* **Aim**
Return all of the entries exactly, with nothing added or left out.

* **Extracted records**
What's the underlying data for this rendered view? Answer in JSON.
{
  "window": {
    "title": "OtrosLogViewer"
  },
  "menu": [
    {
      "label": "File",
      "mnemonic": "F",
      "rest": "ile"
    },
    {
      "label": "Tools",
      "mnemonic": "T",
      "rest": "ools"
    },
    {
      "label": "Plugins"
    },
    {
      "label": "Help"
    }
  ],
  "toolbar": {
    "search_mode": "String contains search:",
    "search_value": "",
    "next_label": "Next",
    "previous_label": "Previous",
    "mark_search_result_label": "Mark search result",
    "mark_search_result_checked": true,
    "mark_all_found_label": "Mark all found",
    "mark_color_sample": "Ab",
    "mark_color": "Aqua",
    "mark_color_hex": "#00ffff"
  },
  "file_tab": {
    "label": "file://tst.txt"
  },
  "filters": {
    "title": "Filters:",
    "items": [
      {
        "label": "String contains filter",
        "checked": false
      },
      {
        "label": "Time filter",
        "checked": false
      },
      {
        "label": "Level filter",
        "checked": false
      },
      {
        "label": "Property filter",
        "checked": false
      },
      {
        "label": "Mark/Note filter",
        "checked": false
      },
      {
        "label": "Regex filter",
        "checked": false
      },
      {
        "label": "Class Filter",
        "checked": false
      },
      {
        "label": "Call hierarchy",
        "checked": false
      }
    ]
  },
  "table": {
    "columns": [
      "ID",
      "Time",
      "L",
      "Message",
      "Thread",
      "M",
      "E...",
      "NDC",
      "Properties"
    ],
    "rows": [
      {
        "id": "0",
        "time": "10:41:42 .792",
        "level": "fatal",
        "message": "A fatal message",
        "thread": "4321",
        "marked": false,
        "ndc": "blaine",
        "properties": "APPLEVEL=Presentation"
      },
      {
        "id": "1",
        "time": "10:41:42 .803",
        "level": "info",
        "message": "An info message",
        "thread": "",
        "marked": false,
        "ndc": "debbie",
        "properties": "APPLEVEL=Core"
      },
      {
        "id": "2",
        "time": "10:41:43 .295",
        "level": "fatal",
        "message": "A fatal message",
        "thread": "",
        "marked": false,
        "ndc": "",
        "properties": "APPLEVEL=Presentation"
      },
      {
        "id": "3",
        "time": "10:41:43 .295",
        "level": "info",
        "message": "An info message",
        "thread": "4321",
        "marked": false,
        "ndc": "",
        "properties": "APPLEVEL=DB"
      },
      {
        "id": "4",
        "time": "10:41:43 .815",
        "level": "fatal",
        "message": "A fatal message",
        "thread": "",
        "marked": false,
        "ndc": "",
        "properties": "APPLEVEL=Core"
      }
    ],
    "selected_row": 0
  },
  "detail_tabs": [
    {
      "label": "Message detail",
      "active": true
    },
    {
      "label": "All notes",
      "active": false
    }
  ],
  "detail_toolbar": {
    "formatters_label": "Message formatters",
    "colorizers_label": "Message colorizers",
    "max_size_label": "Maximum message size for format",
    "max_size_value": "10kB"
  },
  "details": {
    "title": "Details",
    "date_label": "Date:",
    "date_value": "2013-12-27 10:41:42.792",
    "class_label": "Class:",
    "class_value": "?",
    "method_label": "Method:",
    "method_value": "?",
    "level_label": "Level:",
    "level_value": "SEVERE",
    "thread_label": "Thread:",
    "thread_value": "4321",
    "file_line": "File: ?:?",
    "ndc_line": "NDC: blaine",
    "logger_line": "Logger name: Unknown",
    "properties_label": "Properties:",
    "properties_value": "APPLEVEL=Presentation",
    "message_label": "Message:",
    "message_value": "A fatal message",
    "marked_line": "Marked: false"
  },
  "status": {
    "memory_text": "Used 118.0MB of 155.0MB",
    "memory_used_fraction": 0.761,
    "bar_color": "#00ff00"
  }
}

* **Answer to the task**
What's the underlying data for this rendered view? Answer in JSON.
{
  "window": {
    "title": "OtrosLogViewer"
  },
  "menu": [
    {
      "label": "File",
      "mnemonic": "F",
      "rest": "ile"
    },
    {
      "label": "Tools",
      "mnemonic": "T",
      "rest": "ools"
    },
    {
      "label": "Plugins"
    },
    {
      "label": "Help"
    }
  ],
  "toolbar": {
    "search_mode": "String contains search:",
    "search_value": "",
    "next_label": "Next",
    "previous_label": "Previous",
    "mark_search_result_label": "Mark search result",
    "mark_search_result_checked": true,
    "mark_all_found_label": "Mark all found",
    "mark_color_sample": "Ab",
    "mark_color": "Aqua",
    "mark_color_hex": "#00ffff"
  },
  "file_tab": {
    "label": "file://tst.txt"
  },
  "filters": {
    "title": "Filters:",
    "items": [
      {
        "label": "String contains filter",
        "checked": false
      },
      {
        "label": "Time filter",
        "checked": false
      },
      {
        "label": "Level filter",
        "checked": false
      },
      {
        "label": "Property filter",
        "checked": false
      },
      {
        "label": "Mark/Note filter",
        "checked": false
      },
      {
        "label": "Regex filter",
        "checked": false
      },
      {
        "label": "Class Filter",
        "checked": false
      },
      {
        "label": "Call hierarchy",
        "checked": false
      }
    ]
  },
  "table": {
    "columns": [
      "ID",
      "Time",
      "L",
      "Message",
      "Thread",
      "M",
      "E...",
      "NDC",
      "Properties"
    ],
    "rows": [
      {
        "id": "0",
        "time": "10:41:42 .792",
        "level": "fatal",
        "message": "A fatal message",
        "thread": "4321",
        "marked": false,
        "ndc": "blaine",
        "properties": "APPLEVEL=Presentation"
      },
      {
        "id": "1",
        "time": "10:41:42 .803",
        "level": "info",
        "message": "An info message",
        "thread": "",
        "marked": false,
        "ndc": "debbie",
        "properties": "APPLEVEL=Core"
      },
      {
        "id": "2",
        "time": "10:41:43 .295",
        "level": "fatal",
        "message": "A fatal message",
        "thread": "",
        "marked": false,
        "ndc": "",
        "properties": "APPLEVEL=Presentation"
      },
      {
        "id": "3",
        "time": "10:41:43 .295",
        "level": "info",
        "message": "An info message",
        "thread": "4321",
        "marked": false,
        "ndc": "",
        "properties": "APPLEVEL=DB"
      },
      {
        "id": "4",
        "time": "10:41:43 .815",
        "level": "fatal",
        "message": "A fatal message",
        "thread": "",
        "marked": false,
        "ndc": "",
        "properties": "APPLEVEL=Core"
      }
    ],
    "selected_row": 0
  },
  "detail_tabs": [
    {
      "label": "Message detail",
      "active": true
    },
    {
      "label": "All notes",
      "active": false
    }
  ],
  "detail_toolbar": {
    "formatters_label": "Message formatters",
    "colorizers_label": "Message colorizers",
    "max_size_label": "Maximum message size for format",
    "max_size_value": "10kB"
  },
  "details": {
    "title": "Details",
    "date_label": "Date:",
    "date_value": "2013-12-27 10:41:42.792",
    "class_label": "Class:",
    "class_value": "?",
    "method_label": "Method:",
    "method_value": "?",
    "level_label": "Level:",
    "level_value": "SEVERE",
    "thread_label": "Thread:",
    "thread_value": "4321",
    "file_line": "File: ?:?",
    "ndc_line": "NDC: blaine",
    "logger_line": "Logger name: Unknown",
    "properties_label": "Properties:",
    "properties_value": "APPLEVEL=Presentation",
    "message_label": "Message:",
    "message_value": "A fatal message",
    "marked_line": "Marked: false"
  },
  "status": {
    "memory_text": "Used 118.0MB of 155.0MB",
    "memory_used_fraction": 0.761,
    "bar_color": "#00ff00"
  }
}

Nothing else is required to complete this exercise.